* [Dataset items]:
[Start]
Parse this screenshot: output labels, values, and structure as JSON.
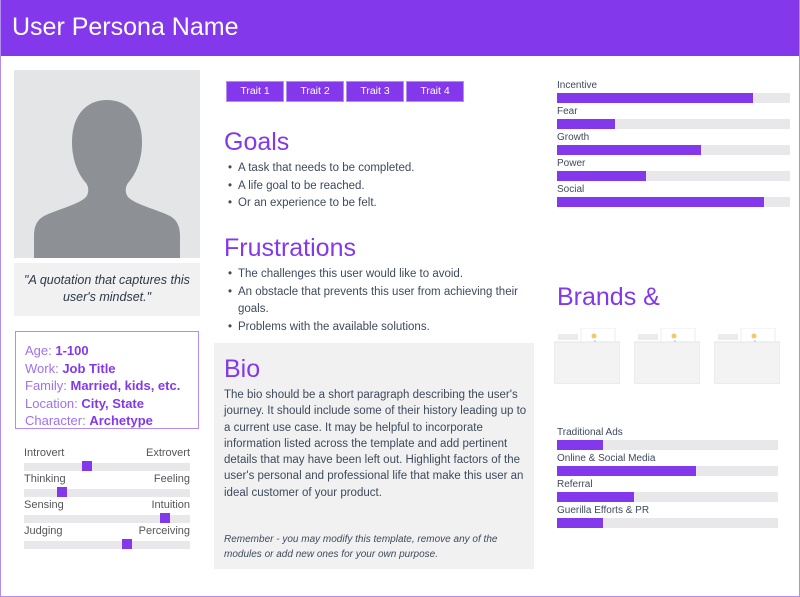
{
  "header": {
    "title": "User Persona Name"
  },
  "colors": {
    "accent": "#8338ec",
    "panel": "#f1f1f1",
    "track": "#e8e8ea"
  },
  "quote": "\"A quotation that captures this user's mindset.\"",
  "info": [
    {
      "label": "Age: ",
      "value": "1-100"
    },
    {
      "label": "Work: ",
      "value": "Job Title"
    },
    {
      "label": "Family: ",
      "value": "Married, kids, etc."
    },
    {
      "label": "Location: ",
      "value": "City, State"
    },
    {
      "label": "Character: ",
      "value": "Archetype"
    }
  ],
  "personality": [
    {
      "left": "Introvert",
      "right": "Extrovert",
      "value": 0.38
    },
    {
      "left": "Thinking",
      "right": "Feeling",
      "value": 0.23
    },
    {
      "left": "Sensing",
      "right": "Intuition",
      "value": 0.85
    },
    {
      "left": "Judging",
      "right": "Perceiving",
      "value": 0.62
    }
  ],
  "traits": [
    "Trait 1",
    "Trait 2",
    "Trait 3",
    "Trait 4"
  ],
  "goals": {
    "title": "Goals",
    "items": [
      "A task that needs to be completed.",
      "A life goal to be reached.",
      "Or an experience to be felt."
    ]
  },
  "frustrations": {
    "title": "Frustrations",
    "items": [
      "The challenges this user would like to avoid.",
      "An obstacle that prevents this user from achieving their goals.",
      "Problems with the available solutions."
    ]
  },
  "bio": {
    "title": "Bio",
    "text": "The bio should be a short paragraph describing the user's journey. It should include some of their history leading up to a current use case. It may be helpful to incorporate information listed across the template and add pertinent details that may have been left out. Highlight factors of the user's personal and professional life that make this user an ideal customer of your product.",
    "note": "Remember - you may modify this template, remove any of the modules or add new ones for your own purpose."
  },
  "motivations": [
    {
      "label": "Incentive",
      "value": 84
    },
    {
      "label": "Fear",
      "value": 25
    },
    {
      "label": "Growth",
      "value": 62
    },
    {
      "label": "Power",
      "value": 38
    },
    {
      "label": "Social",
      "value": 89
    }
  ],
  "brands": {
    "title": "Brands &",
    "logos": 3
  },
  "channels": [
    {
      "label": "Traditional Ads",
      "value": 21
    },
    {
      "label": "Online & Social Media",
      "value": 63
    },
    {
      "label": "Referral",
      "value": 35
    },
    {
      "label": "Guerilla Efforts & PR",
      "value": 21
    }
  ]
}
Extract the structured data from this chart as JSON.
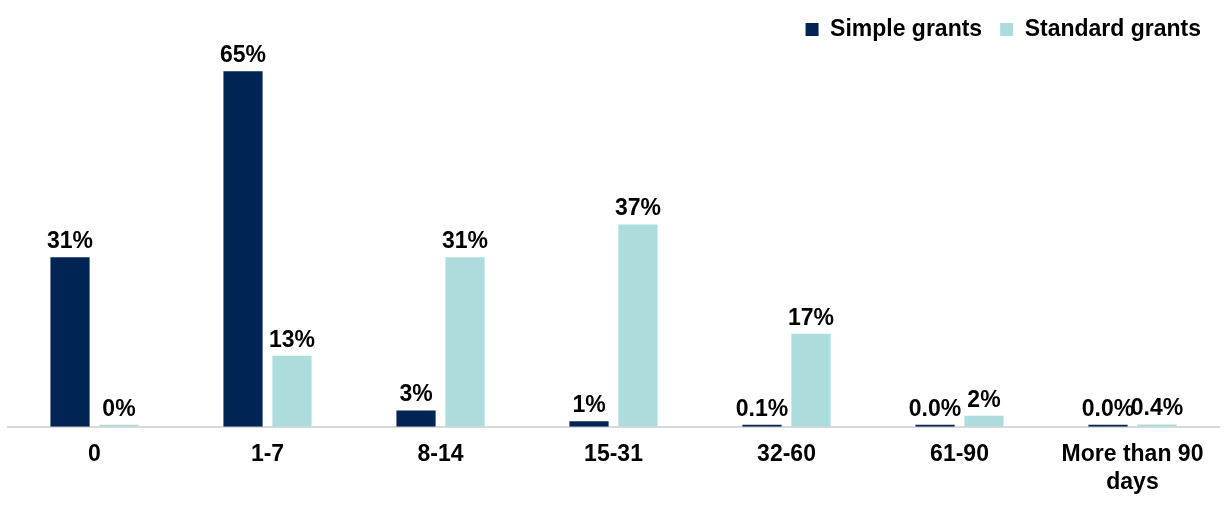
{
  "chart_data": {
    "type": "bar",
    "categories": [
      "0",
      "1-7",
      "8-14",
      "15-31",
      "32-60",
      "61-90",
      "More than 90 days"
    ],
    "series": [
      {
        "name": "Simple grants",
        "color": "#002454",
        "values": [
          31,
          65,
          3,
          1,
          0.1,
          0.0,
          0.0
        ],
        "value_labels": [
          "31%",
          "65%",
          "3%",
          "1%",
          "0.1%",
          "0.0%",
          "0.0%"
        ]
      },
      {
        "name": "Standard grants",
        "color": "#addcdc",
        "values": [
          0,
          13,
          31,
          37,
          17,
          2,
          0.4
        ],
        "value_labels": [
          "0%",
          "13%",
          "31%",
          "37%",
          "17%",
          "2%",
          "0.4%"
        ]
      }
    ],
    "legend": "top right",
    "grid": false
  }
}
[End]
* [EXERCISE GOAL]: Transcribe the complete set of entries verbatim. No pictures belong in the copy.

* [SOLUTION TO THIS PROBLEM]:
Parse this screenshot: output labels, values, and structure as JSON.
{
  "header": {
    "title": "User Persona Name"
  },
  "colors": {
    "accent": "#8338ec",
    "panel": "#f1f1f1",
    "track": "#e8e8ea"
  },
  "quote": "\"A quotation that captures this user's mindset.\"",
  "info": [
    {
      "label": "Age: ",
      "value": "1-100"
    },
    {
      "label": "Work: ",
      "value": "Job Title"
    },
    {
      "label": "Family: ",
      "value": "Married, kids, etc."
    },
    {
      "label": "Location: ",
      "value": "City, State"
    },
    {
      "label": "Character: ",
      "value": "Archetype"
    }
  ],
  "personality": [
    {
      "left": "Introvert",
      "right": "Extrovert",
      "value": 0.38
    },
    {
      "left": "Thinking",
      "right": "Feeling",
      "value": 0.23
    },
    {
      "left": "Sensing",
      "right": "Intuition",
      "value": 0.85
    },
    {
      "left": "Judging",
      "right": "Perceiving",
      "value": 0.62
    }
  ],
  "traits": [
    "Trait 1",
    "Trait 2",
    "Trait 3",
    "Trait 4"
  ],
  "goals": {
    "title": "Goals",
    "items": [
      "A task that needs to be completed.",
      "A life goal to be reached.",
      "Or an experience to be felt."
    ]
  },
  "frustrations": {
    "title": "Frustrations",
    "items": [
      "The challenges this user would like to avoid.",
      "An obstacle that prevents this user from achieving their goals.",
      "Problems with the available solutions."
    ]
  },
  "bio": {
    "title": "Bio",
    "text": "The bio should be a short paragraph describing the user's journey. It should include some of their history leading up to a current use case. It may be helpful to incorporate information listed across the template and add pertinent details that may have been left out. Highlight factors of the user's personal and professional life that make this user an ideal customer of your product.",
    "note": "Remember - you may modify this template, remove any of the modules or add new ones for your own purpose."
  },
  "motivations": [
    {
      "label": "Incentive",
      "value": 84
    },
    {
      "label": "Fear",
      "value": 25
    },
    {
      "label": "Growth",
      "value": 62
    },
    {
      "label": "Power",
      "value": 38
    },
    {
      "label": "Social",
      "value": 89
    }
  ],
  "brands": {
    "title": "Brands &",
    "logos": 3
  },
  "channels": [
    {
      "label": "Traditional Ads",
      "value": 21
    },
    {
      "label": "Online & Social Media",
      "value": 63
    },
    {
      "label": "Referral",
      "value": 35
    },
    {
      "label": "Guerilla Efforts & PR",
      "value": 21
    }
  ]
}
Extract the structured data from this chart as JSON.
{
  "chart_data": {
    "type": "bar",
    "categories": [
      "0",
      "1-7",
      "8-14",
      "15-31",
      "32-60",
      "61-90",
      "More than 90 days"
    ],
    "series": [
      {
        "name": "Simple grants",
        "color": "#002454",
        "values": [
          31,
          65,
          3,
          1,
          0.1,
          0.0,
          0.0
        ],
        "value_labels": [
          "31%",
          "65%",
          "3%",
          "1%",
          "0.1%",
          "0.0%",
          "0.0%"
        ]
      },
      {
        "name": "Standard grants",
        "color": "#addcdc",
        "values": [
          0,
          13,
          31,
          37,
          17,
          2,
          0.4
        ],
        "value_labels": [
          "0%",
          "13%",
          "31%",
          "37%",
          "17%",
          "2%",
          "0.4%"
        ]
      }
    ],
    "legend": "top right",
    "grid": false
  }
}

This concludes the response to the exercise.